» SET EXERCISE:
Exact repetition is required: output every record in full.

» STORED RECORDS:
(begin)
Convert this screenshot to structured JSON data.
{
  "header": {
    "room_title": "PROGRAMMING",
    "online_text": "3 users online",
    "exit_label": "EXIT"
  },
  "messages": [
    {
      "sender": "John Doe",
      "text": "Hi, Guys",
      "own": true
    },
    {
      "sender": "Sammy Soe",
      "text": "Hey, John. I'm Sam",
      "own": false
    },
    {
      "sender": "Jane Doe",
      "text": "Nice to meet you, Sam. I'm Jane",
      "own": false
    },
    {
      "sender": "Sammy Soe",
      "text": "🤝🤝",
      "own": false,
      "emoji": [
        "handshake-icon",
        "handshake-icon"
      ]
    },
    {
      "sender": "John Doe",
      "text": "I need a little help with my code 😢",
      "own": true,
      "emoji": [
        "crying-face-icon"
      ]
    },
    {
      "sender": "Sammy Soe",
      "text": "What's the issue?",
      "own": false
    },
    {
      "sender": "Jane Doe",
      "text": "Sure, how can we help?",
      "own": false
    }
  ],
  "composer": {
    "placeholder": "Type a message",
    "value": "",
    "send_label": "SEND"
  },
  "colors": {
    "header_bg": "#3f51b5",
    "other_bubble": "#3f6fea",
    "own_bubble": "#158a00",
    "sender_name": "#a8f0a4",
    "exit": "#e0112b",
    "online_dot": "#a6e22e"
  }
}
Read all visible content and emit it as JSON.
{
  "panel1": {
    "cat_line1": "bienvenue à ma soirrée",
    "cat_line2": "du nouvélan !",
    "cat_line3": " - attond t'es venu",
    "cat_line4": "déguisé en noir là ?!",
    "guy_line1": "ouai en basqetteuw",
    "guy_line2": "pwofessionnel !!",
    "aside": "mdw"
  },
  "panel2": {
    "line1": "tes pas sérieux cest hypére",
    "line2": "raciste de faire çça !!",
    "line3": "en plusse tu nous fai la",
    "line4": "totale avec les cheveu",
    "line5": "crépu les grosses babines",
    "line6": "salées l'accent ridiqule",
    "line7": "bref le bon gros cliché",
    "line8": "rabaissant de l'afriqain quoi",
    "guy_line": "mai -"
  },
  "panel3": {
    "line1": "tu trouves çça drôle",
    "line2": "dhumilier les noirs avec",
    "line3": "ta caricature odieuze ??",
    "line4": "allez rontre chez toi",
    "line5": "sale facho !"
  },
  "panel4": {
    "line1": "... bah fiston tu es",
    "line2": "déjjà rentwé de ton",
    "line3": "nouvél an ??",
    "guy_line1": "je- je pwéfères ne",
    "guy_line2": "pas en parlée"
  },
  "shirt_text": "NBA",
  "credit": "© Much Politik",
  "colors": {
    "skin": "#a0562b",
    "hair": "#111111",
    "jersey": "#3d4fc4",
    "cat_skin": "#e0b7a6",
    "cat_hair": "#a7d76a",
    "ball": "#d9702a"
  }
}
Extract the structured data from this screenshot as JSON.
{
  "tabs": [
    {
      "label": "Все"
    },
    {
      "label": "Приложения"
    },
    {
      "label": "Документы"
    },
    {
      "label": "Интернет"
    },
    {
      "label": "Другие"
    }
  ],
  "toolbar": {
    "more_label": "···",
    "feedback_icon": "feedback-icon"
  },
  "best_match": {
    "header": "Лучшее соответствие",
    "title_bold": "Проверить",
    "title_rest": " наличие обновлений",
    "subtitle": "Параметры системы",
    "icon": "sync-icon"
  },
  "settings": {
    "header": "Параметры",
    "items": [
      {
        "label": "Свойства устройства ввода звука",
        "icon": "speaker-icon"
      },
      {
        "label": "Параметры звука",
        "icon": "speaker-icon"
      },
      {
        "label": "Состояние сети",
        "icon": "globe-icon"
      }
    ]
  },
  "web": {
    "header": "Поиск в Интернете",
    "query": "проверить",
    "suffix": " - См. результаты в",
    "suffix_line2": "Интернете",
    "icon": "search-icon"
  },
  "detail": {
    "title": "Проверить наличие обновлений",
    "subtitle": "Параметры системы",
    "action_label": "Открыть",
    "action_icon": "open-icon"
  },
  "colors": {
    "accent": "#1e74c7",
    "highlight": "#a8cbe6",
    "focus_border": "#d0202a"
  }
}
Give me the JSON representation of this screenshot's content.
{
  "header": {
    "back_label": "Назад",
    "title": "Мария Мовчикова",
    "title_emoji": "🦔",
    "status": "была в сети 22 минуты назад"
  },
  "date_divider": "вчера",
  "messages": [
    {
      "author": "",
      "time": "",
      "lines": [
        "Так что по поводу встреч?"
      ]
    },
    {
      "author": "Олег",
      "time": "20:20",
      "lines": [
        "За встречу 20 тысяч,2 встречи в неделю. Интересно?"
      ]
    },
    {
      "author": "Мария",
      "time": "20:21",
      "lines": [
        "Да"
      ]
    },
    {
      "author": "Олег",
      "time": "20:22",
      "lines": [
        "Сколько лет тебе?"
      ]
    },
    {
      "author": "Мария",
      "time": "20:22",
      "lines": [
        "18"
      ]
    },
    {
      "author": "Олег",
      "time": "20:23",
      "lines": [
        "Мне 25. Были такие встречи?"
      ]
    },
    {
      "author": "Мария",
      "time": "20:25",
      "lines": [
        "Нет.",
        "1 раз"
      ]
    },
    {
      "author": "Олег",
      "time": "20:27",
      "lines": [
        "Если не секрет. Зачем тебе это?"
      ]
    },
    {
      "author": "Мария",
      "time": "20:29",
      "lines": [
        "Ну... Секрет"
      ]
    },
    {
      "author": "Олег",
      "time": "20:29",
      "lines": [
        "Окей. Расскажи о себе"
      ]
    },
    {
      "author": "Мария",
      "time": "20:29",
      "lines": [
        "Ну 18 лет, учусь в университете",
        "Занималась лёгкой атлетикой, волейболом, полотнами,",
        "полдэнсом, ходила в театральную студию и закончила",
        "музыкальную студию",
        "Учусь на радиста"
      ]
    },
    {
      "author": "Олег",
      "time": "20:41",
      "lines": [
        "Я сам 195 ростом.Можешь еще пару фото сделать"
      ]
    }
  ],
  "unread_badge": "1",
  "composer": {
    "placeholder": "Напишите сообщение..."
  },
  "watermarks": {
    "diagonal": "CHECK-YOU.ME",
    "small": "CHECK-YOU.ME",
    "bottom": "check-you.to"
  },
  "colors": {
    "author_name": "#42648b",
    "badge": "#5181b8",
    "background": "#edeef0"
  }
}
(end)
» CORRECT RESULT:
Convert this screenshot to structured JSON data.
{
  "header": {
    "room_title": "PROGRAMMING",
    "online_text": "3 users online",
    "exit_label": "EXIT"
  },
  "messages": [
    {
      "sender": "John Doe",
      "text": "Hi, Guys",
      "own": true
    },
    {
      "sender": "Sammy Soe",
      "text": "Hey, John. I'm Sam",
      "own": false
    },
    {
      "sender": "Jane Doe",
      "text": "Nice to meet you, Sam. I'm Jane",
      "own": false
    },
    {
      "sender": "Sammy Soe",
      "text": "🤝🤝",
      "own": false,
      "emoji": [
        "handshake-icon",
        "handshake-icon"
      ]
    },
    {
      "sender": "John Doe",
      "text": "I need a little help with my code 😢",
      "own": true,
      "emoji": [
        "crying-face-icon"
      ]
    },
    {
      "sender": "Sammy Soe",
      "text": "What's the issue?",
      "own": false
    },
    {
      "sender": "Jane Doe",
      "text": "Sure, how can we help?",
      "own": false
    }
  ],
  "composer": {
    "placeholder": "Type a message",
    "value": "",
    "send_label": "SEND"
  },
  "colors": {
    "header_bg": "#3f51b5",
    "other_bubble": "#3f6fea",
    "own_bubble": "#158a00",
    "sender_name": "#a8f0a4",
    "exit": "#e0112b",
    "online_dot": "#a6e22e"
  }
}
Read all visible content and emit it as JSON.
{
  "panel1": {
    "cat_line1": "bienvenue à ma soirrée",
    "cat_line2": "du nouvélan !",
    "cat_line3": " - attond t'es venu",
    "cat_line4": "déguisé en noir là ?!",
    "guy_line1": "ouai en basqetteuw",
    "guy_line2": "pwofessionnel !!",
    "aside": "mdw"
  },
  "panel2": {
    "line1": "tes pas sérieux cest hypére",
    "line2": "raciste de faire çça !!",
    "line3": "en plusse tu nous fai la",
    "line4": "totale avec les cheveu",
    "line5": "crépu les grosses babines",
    "line6": "salées l'accent ridiqule",
    "line7": "bref le bon gros cliché",
    "line8": "rabaissant de l'afriqain quoi",
    "guy_line": "mai -"
  },
  "panel3": {
    "line1": "tu trouves çça drôle",
    "line2": "dhumilier les noirs avec",
    "line3": "ta caricature odieuze ??",
    "line4": "allez rontre chez toi",
    "line5": "sale facho !"
  },
  "panel4": {
    "line1": "... bah fiston tu es",
    "line2": "déjjà rentwé de ton",
    "line3": "nouvél an ??",
    "guy_line1": "je- je pwéfères ne",
    "guy_line2": "pas en parlée"
  },
  "shirt_text": "NBA",
  "credit": "© Much Politik",
  "colors": {
    "skin": "#a0562b",
    "hair": "#111111",
    "jersey": "#3d4fc4",
    "cat_skin": "#e0b7a6",
    "cat_hair": "#a7d76a",
    "ball": "#d9702a"
  }
}
Extract the structured data from this screenshot as JSON.
{
  "tabs": [
    {
      "label": "Все"
    },
    {
      "label": "Приложения"
    },
    {
      "label": "Документы"
    },
    {
      "label": "Интернет"
    },
    {
      "label": "Другие"
    }
  ],
  "toolbar": {
    "more_label": "···",
    "feedback_icon": "feedback-icon"
  },
  "best_match": {
    "header": "Лучшее соответствие",
    "title_bold": "Проверить",
    "title_rest": " наличие обновлений",
    "subtitle": "Параметры системы",
    "icon": "sync-icon"
  },
  "settings": {
    "header": "Параметры",
    "items": [
      {
        "label": "Свойства устройства ввода звука",
        "icon": "speaker-icon"
      },
      {
        "label": "Параметры звука",
        "icon": "speaker-icon"
      },
      {
        "label": "Состояние сети",
        "icon": "globe-icon"
      }
    ]
  },
  "web": {
    "header": "Поиск в Интернете",
    "query": "проверить",
    "suffix": " - См. результаты в",
    "suffix_line2": "Интернете",
    "icon": "search-icon"
  },
  "detail": {
    "title": "Проверить наличие обновлений",
    "subtitle": "Параметры системы",
    "action_label": "Открыть",
    "action_icon": "open-icon"
  },
  "colors": {
    "accent": "#1e74c7",
    "highlight": "#a8cbe6",
    "focus_border": "#d0202a"
  }
}
Give me the JSON representation of this screenshot's content.
{
  "header": {
    "back_label": "Назад",
    "title": "Мария Мовчикова",
    "title_emoji": "🦔",
    "status": "была в сети 22 минуты назад"
  },
  "date_divider": "вчера",
  "messages": [
    {
      "author": "",
      "time": "",
      "lines": [
        "Так что по поводу встреч?"
      ]
    },
    {
      "author": "Олег",
      "time": "20:20",
      "lines": [
        "За встречу 20 тысяч,2 встречи в неделю. Интересно?"
      ]
    },
    {
      "author": "Мария",
      "time": "20:21",
      "lines": [
        "Да"
      ]
    },
    {
      "author": "Олег",
      "time": "20:22",
      "lines": [
        "Сколько лет тебе?"
      ]
    },
    {
      "author": "Мария",
      "time": "20:22",
      "lines": [
        "18"
      ]
    },
    {
      "author": "Олег",
      "time": "20:23",
      "lines": [
        "Мне 25. Были такие встречи?"
      ]
    },
    {
      "author": "Мария",
      "time": "20:25",
      "lines": [
        "Нет.",
        "1 раз"
      ]
    },
    {
      "author": "Олег",
      "time": "20:27",
      "lines": [
        "Если не секрет. Зачем тебе это?"
      ]
    },
    {
      "author": "Мария",
      "time": "20:29",
      "lines": [
        "Ну... Секрет"
      ]
    },
    {
      "author": "Олег",
      "time": "20:29",
      "lines": [
        "Окей. Расскажи о себе"
      ]
    },
    {
      "author": "Мария",
      "time": "20:29",
      "lines": [
        "Ну 18 лет, учусь в университете",
        "Занималась лёгкой атлетикой, волейболом, полотнами,",
        "полдэнсом, ходила в театральную студию и закончила",
        "музыкальную студию",
        "Учусь на радиста"
      ]
    },
    {
      "author": "Олег",
      "time": "20:41",
      "lines": [
        "Я сам 195 ростом.Можешь еще пару фото сделать"
      ]
    }
  ],
  "unread_badge": "1",
  "composer": {
    "placeholder": "Напишите сообщение..."
  },
  "watermarks": {
    "diagonal": "CHECK-YOU.ME",
    "small": "CHECK-YOU.ME",
    "bottom": "check-you.to"
  },
  "colors": {
    "author_name": "#42648b",
    "badge": "#5181b8",
    "background": "#edeef0"
  }
}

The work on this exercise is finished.